Problem to work on: Write out the records below word for word, please.

Records to process:

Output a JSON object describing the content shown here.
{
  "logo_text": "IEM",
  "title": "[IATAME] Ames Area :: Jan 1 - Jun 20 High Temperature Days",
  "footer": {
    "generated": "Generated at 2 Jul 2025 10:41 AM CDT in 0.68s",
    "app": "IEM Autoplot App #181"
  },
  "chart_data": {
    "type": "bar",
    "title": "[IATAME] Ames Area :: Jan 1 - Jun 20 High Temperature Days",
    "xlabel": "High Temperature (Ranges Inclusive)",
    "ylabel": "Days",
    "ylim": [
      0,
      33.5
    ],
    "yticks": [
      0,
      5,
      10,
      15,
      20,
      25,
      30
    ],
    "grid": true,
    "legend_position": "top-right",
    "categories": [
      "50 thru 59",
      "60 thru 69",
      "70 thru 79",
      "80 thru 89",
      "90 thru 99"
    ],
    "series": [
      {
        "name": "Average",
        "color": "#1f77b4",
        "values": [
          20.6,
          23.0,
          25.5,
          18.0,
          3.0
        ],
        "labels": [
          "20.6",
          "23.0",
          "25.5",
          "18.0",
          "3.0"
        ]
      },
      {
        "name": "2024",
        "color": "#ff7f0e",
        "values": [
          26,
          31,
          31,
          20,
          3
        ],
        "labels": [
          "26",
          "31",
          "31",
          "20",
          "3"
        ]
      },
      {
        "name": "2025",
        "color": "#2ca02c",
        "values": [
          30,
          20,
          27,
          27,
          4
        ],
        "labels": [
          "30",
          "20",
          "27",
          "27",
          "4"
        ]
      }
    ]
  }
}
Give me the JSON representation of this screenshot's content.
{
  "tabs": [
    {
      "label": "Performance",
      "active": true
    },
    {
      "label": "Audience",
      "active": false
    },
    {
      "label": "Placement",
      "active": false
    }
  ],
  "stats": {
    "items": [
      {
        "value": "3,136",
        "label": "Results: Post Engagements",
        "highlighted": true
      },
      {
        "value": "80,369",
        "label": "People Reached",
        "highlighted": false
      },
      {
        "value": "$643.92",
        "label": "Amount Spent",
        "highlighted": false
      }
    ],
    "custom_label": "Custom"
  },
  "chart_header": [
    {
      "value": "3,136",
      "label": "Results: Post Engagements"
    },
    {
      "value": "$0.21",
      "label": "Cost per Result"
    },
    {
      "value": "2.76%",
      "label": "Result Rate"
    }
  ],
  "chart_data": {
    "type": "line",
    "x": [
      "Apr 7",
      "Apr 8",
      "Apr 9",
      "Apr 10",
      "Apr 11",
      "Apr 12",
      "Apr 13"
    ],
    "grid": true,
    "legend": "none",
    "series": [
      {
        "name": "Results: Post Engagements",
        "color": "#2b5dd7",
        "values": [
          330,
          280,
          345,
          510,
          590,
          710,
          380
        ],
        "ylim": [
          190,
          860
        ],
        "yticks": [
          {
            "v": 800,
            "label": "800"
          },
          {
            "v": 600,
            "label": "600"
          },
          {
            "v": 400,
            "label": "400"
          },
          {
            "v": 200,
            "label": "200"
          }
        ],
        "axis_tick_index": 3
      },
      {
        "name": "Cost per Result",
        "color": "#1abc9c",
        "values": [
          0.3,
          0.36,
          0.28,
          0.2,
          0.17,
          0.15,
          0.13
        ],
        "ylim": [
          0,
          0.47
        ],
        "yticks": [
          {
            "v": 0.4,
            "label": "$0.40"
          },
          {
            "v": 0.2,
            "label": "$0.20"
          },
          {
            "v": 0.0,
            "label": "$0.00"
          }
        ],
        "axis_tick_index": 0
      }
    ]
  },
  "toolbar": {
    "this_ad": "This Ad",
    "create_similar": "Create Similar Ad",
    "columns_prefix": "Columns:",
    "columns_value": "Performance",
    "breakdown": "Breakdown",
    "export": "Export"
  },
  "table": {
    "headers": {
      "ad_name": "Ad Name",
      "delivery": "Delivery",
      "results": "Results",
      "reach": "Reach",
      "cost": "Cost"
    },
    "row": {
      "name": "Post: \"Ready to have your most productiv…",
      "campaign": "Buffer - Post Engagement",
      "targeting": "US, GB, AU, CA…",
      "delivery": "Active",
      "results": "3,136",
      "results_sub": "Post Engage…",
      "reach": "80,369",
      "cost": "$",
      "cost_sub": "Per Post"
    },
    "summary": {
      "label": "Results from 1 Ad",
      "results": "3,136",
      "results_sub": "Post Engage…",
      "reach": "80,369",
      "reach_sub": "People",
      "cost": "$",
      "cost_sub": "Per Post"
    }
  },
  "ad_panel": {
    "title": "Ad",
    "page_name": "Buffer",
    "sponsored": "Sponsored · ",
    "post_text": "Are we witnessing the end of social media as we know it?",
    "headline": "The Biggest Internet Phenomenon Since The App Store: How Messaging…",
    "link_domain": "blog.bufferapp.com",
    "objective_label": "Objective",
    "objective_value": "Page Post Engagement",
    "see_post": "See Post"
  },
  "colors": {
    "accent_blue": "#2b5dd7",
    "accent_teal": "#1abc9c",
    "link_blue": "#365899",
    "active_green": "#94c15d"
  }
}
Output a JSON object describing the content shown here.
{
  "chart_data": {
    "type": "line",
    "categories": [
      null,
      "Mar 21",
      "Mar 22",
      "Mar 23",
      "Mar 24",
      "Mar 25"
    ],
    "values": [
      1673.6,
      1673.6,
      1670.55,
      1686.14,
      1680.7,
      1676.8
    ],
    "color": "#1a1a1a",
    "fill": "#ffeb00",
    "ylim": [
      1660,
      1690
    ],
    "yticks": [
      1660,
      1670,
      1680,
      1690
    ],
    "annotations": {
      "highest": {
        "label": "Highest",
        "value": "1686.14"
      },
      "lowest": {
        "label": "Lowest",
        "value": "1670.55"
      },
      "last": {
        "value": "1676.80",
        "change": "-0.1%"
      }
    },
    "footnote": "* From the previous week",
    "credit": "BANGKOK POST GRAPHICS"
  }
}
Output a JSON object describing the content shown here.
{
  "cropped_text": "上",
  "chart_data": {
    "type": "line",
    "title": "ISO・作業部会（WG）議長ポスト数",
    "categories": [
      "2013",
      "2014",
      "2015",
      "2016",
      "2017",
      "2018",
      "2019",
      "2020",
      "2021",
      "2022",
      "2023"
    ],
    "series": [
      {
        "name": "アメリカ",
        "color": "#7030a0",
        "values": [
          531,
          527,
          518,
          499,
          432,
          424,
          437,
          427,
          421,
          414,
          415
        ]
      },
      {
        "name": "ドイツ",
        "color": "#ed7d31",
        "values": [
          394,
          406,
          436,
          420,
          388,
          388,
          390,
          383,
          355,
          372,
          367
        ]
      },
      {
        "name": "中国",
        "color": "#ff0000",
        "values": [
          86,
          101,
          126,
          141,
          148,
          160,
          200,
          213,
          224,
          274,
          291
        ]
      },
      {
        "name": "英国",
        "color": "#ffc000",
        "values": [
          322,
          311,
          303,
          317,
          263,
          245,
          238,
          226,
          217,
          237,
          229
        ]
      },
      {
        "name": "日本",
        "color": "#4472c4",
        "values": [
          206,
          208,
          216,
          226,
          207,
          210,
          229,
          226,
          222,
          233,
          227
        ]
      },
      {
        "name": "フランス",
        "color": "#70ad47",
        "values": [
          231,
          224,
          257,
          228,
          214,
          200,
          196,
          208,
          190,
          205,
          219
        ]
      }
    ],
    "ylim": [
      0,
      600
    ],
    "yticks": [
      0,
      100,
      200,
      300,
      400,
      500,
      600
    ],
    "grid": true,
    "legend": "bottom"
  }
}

Answer:
Output a JSON object describing the content shown here.
{
  "logo_text": "IEM",
  "title": "[IATAME] Ames Area :: Jan 1 - Jun 20 High Temperature Days",
  "footer": {
    "generated": "Generated at 2 Jul 2025 10:41 AM CDT in 0.68s",
    "app": "IEM Autoplot App #181"
  },
  "chart_data": {
    "type": "bar",
    "title": "[IATAME] Ames Area :: Jan 1 - Jun 20 High Temperature Days",
    "xlabel": "High Temperature (Ranges Inclusive)",
    "ylabel": "Days",
    "ylim": [
      0,
      33.5
    ],
    "yticks": [
      0,
      5,
      10,
      15,
      20,
      25,
      30
    ],
    "grid": true,
    "legend_position": "top-right",
    "categories": [
      "50 thru 59",
      "60 thru 69",
      "70 thru 79",
      "80 thru 89",
      "90 thru 99"
    ],
    "series": [
      {
        "name": "Average",
        "color": "#1f77b4",
        "values": [
          20.6,
          23.0,
          25.5,
          18.0,
          3.0
        ],
        "labels": [
          "20.6",
          "23.0",
          "25.5",
          "18.0",
          "3.0"
        ]
      },
      {
        "name": "2024",
        "color": "#ff7f0e",
        "values": [
          26,
          31,
          31,
          20,
          3
        ],
        "labels": [
          "26",
          "31",
          "31",
          "20",
          "3"
        ]
      },
      {
        "name": "2025",
        "color": "#2ca02c",
        "values": [
          30,
          20,
          27,
          27,
          4
        ],
        "labels": [
          "30",
          "20",
          "27",
          "27",
          "4"
        ]
      }
    ]
  }
}
Give me the JSON representation of this screenshot's content.
{
  "tabs": [
    {
      "label": "Performance",
      "active": true
    },
    {
      "label": "Audience",
      "active": false
    },
    {
      "label": "Placement",
      "active": false
    }
  ],
  "stats": {
    "items": [
      {
        "value": "3,136",
        "label": "Results: Post Engagements",
        "highlighted": true
      },
      {
        "value": "80,369",
        "label": "People Reached",
        "highlighted": false
      },
      {
        "value": "$643.92",
        "label": "Amount Spent",
        "highlighted": false
      }
    ],
    "custom_label": "Custom"
  },
  "chart_header": [
    {
      "value": "3,136",
      "label": "Results: Post Engagements"
    },
    {
      "value": "$0.21",
      "label": "Cost per Result"
    },
    {
      "value": "2.76%",
      "label": "Result Rate"
    }
  ],
  "chart_data": {
    "type": "line",
    "x": [
      "Apr 7",
      "Apr 8",
      "Apr 9",
      "Apr 10",
      "Apr 11",
      "Apr 12",
      "Apr 13"
    ],
    "grid": true,
    "legend": "none",
    "series": [
      {
        "name": "Results: Post Engagements",
        "color": "#2b5dd7",
        "values": [
          330,
          280,
          345,
          510,
          590,
          710,
          380
        ],
        "ylim": [
          190,
          860
        ],
        "yticks": [
          {
            "v": 800,
            "label": "800"
          },
          {
            "v": 600,
            "label": "600"
          },
          {
            "v": 400,
            "label": "400"
          },
          {
            "v": 200,
            "label": "200"
          }
        ],
        "axis_tick_index": 3
      },
      {
        "name": "Cost per Result",
        "color": "#1abc9c",
        "values": [
          0.3,
          0.36,
          0.28,
          0.2,
          0.17,
          0.15,
          0.13
        ],
        "ylim": [
          0,
          0.47
        ],
        "yticks": [
          {
            "v": 0.4,
            "label": "$0.40"
          },
          {
            "v": 0.2,
            "label": "$0.20"
          },
          {
            "v": 0.0,
            "label": "$0.00"
          }
        ],
        "axis_tick_index": 0
      }
    ]
  },
  "toolbar": {
    "this_ad": "This Ad",
    "create_similar": "Create Similar Ad",
    "columns_prefix": "Columns:",
    "columns_value": "Performance",
    "breakdown": "Breakdown",
    "export": "Export"
  },
  "table": {
    "headers": {
      "ad_name": "Ad Name",
      "delivery": "Delivery",
      "results": "Results",
      "reach": "Reach",
      "cost": "Cost"
    },
    "row": {
      "name": "Post: \"Ready to have your most productiv…",
      "campaign": "Buffer - Post Engagement",
      "targeting": "US, GB, AU, CA…",
      "delivery": "Active",
      "results": "3,136",
      "results_sub": "Post Engage…",
      "reach": "80,369",
      "cost": "$",
      "cost_sub": "Per Post"
    },
    "summary": {
      "label": "Results from 1 Ad",
      "results": "3,136",
      "results_sub": "Post Engage…",
      "reach": "80,369",
      "reach_sub": "People",
      "cost": "$",
      "cost_sub": "Per Post"
    }
  },
  "ad_panel": {
    "title": "Ad",
    "page_name": "Buffer",
    "sponsored": "Sponsored · ",
    "post_text": "Are we witnessing the end of social media as we know it?",
    "headline": "The Biggest Internet Phenomenon Since The App Store: How Messaging…",
    "link_domain": "blog.bufferapp.com",
    "objective_label": "Objective",
    "objective_value": "Page Post Engagement",
    "see_post": "See Post"
  },
  "colors": {
    "accent_blue": "#2b5dd7",
    "accent_teal": "#1abc9c",
    "link_blue": "#365899",
    "active_green": "#94c15d"
  }
}
Output a JSON object describing the content shown here.
{
  "chart_data": {
    "type": "line",
    "categories": [
      null,
      "Mar 21",
      "Mar 22",
      "Mar 23",
      "Mar 24",
      "Mar 25"
    ],
    "values": [
      1673.6,
      1673.6,
      1670.55,
      1686.14,
      1680.7,
      1676.8
    ],
    "color": "#1a1a1a",
    "fill": "#ffeb00",
    "ylim": [
      1660,
      1690
    ],
    "yticks": [
      1660,
      1670,
      1680,
      1690
    ],
    "annotations": {
      "highest": {
        "label": "Highest",
        "value": "1686.14"
      },
      "lowest": {
        "label": "Lowest",
        "value": "1670.55"
      },
      "last": {
        "value": "1676.80",
        "change": "-0.1%"
      }
    },
    "footnote": "* From the previous week",
    "credit": "BANGKOK POST GRAPHICS"
  }
}
Output a JSON object describing the content shown here.
{
  "cropped_text": "上",
  "chart_data": {
    "type": "line",
    "title": "ISO・作業部会（WG）議長ポスト数",
    "categories": [
      "2013",
      "2014",
      "2015",
      "2016",
      "2017",
      "2018",
      "2019",
      "2020",
      "2021",
      "2022",
      "2023"
    ],
    "series": [
      {
        "name": "アメリカ",
        "color": "#7030a0",
        "values": [
          531,
          527,
          518,
          499,
          432,
          424,
          437,
          427,
          421,
          414,
          415
        ]
      },
      {
        "name": "ドイツ",
        "color": "#ed7d31",
        "values": [
          394,
          406,
          436,
          420,
          388,
          388,
          390,
          383,
          355,
          372,
          367
        ]
      },
      {
        "name": "中国",
        "color": "#ff0000",
        "values": [
          86,
          101,
          126,
          141,
          148,
          160,
          200,
          213,
          224,
          274,
          291
        ]
      },
      {
        "name": "英国",
        "color": "#ffc000",
        "values": [
          322,
          311,
          303,
          317,
          263,
          245,
          238,
          226,
          217,
          237,
          229
        ]
      },
      {
        "name": "日本",
        "color": "#4472c4",
        "values": [
          206,
          208,
          216,
          226,
          207,
          210,
          229,
          226,
          222,
          233,
          227
        ]
      },
      {
        "name": "フランス",
        "color": "#70ad47",
        "values": [
          231,
          224,
          257,
          228,
          214,
          200,
          196,
          208,
          190,
          205,
          219
        ]
      }
    ],
    "ylim": [
      0,
      600
    ],
    "yticks": [
      0,
      100,
      200,
      300,
      400,
      500,
      600
    ],
    "grid": true,
    "legend": "bottom"
  }
}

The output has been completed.